What this task involves » Select and copy out every line in the records containing "category".

Source material »
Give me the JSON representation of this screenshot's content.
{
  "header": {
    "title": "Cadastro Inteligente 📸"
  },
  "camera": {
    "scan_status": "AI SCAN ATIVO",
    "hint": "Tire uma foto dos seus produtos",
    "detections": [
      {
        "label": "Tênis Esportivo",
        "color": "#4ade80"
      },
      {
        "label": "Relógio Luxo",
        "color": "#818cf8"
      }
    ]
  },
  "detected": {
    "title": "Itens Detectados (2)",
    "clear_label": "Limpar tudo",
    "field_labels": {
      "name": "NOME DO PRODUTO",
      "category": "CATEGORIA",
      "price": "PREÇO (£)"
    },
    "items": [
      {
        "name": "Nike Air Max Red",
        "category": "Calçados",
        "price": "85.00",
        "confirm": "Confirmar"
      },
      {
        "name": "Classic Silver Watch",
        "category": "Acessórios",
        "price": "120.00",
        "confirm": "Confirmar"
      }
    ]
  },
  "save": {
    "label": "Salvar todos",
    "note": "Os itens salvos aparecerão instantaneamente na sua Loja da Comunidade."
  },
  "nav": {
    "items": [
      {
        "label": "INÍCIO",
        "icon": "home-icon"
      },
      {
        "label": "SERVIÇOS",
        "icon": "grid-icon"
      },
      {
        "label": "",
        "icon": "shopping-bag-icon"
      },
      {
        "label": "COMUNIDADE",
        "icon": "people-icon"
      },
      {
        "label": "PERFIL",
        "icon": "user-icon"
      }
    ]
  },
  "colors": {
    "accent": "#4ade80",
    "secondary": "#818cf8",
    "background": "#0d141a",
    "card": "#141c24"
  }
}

Solution »
      "category": "CATEGORIA",
        "category": "Calçados",
        "category": "Acessórios",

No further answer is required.